- [Work to do] Copy the records below exactly, omitting any pictures they contain.

** start of Provided data **

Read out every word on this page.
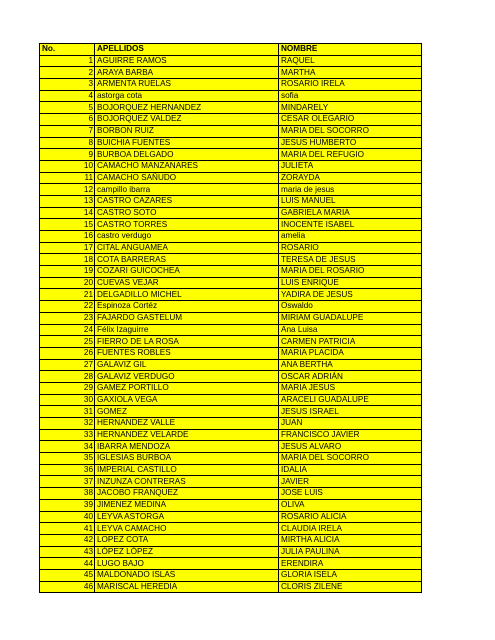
No.	APELLIDOS	NOMBRE
1	AGUIRRE RAMOS	RAQUEL
2	ARAYA BARBA	MARTHA
3	ARMENTA RUELAS	ROSARIO IRELA
4	astorga cota	sofia
5	BOJORQUEZ HERNANDEZ	MINDARELY
6	BOJORQUEZ VALDEZ	CESAR OLEGARIO
7	BORBON RUIZ	MARIA DEL SOCORRO
8	BUICHIA FUENTES	JESUS HUMBERTO
9	BURBOA DELGADO	MARIA DEL REFUGIO
10	CAMACHO MANZANARES	JULIETA
11	CAMACHO SAÑUDO	ZORAYDA
12	campillo ibarra	maria de jesus
13	CASTRO CAZARES	LUIS MANUEL
14	CASTRO SOTO	GABRIELA MARIA
15	CASTRO TORRES	INOCENTE ISABEL
16	castro verdugo	amelia
17	CITAL ANGUAMEA	ROSARIO
18	COTA BARRERAS	TERESA DE JESUS
19	COZARI GUICOCHEA	MARIA DEL ROSARIO
20	CUEVAS VEJAR	LUIS ENRIQUE
21	DELGADILLO MICHEL	YADIRA DE JESUS
22	Espinoza Cortéz	Oswaldo
23	FAJARDO GASTELUM	MIRIAM GUADALUPE
24	Félix Izaguirre	Ana Luisa
25	FIERRO DE LA ROSA	CARMEN PATRICIA
26	FUENTES ROBLES	MARIA PLACIDA
27	GALAVIZ GIL	ANA BERTHA
28	GALAVIZ VERDUGO	OSCAR ADRIÁN
29	GAMEZ PORTILLO	MARIA JESUS
30	GAXIOLA VEGA	ARACELI GUADALUPE
31	GOMEZ	JESUS ISRAEL
32	HERNANDEZ VALLE	JUAN
33	HERNANDEZ VELARDE	FRANCISCO JAVIER
34	IBARRA MENDOZA	JESUS ALVARO
35	IGLESIAS BURBOA	MARIA DEL SOCORRO
36	IMPERIAL CASTILLO	IDALIA
37	INZUNZA CONTRERAS	JAVIER
38	JACOBO FRANQUEZ	JOSE LUIS
39	JIMENEZ MEDINA	OLIVA
40	LEYVA ASTORGA	ROSARIO ALICIA
41	LEYVA CAMACHO	CLAUDIA IRELA
42	LOPEZ COTA	MIRTHA ALICIA
43	LÓPEZ LÓPEZ	JULIA PAULINA
44	LUGO BAJO	ERENDIRA
45	MALDONADO ISLAS	GLORIA ISELA
46	MARISCAL HEREDIA	CLORIS ZILENE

** end of Provided data **

- [Finished exercise]
Read out every word on this page.
No.	APELLIDOS	NOMBRE
1	AGUIRRE RAMOS	RAQUEL
2	ARAYA BARBA	MARTHA
3	ARMENTA RUELAS	ROSARIO IRELA
4	astorga cota	sofia
5	BOJORQUEZ HERNANDEZ	MINDARELY
6	BOJORQUEZ VALDEZ	CESAR OLEGARIO
7	BORBON RUIZ	MARIA DEL SOCORRO
8	BUICHIA FUENTES	JESUS HUMBERTO
9	BURBOA DELGADO	MARIA DEL REFUGIO
10	CAMACHO MANZANARES	JULIETA
11	CAMACHO SAÑUDO	ZORAYDA
12	campillo ibarra	maria de jesus
13	CASTRO CAZARES	LUIS MANUEL
14	CASTRO SOTO	GABRIELA MARIA
15	CASTRO TORRES	INOCENTE ISABEL
16	castro verdugo	amelia
17	CITAL ANGUAMEA	ROSARIO
18	COTA BARRERAS	TERESA DE JESUS
19	COZARI GUICOCHEA	MARIA DEL ROSARIO
20	CUEVAS VEJAR	LUIS ENRIQUE
21	DELGADILLO MICHEL	YADIRA DE JESUS
22	Espinoza Cortéz	Oswaldo
23	FAJARDO GASTELUM	MIRIAM GUADALUPE
24	Félix Izaguirre	Ana Luisa
25	FIERRO DE LA ROSA	CARMEN PATRICIA
26	FUENTES ROBLES	MARIA PLACIDA
27	GALAVIZ GIL	ANA BERTHA
28	GALAVIZ VERDUGO	OSCAR ADRIÁN
29	GAMEZ PORTILLO	MARIA JESUS
30	GAXIOLA VEGA	ARACELI GUADALUPE
31	GOMEZ	JESUS ISRAEL
32	HERNANDEZ VALLE	JUAN
33	HERNANDEZ VELARDE	FRANCISCO JAVIER
34	IBARRA MENDOZA	JESUS ALVARO
35	IGLESIAS BURBOA	MARIA DEL SOCORRO
36	IMPERIAL CASTILLO	IDALIA
37	INZUNZA CONTRERAS	JAVIER
38	JACOBO FRANQUEZ	JOSE LUIS
39	JIMENEZ MEDINA	OLIVA
40	LEYVA ASTORGA	ROSARIO ALICIA
41	LEYVA CAMACHO	CLAUDIA IRELA
42	LOPEZ COTA	MIRTHA ALICIA
43	LÓPEZ LÓPEZ	JULIA PAULINA
44	LUGO BAJO	ERENDIRA
45	MALDONADO ISLAS	GLORIA ISELA
46	MARISCAL HEREDIA	CLORIS ZILENE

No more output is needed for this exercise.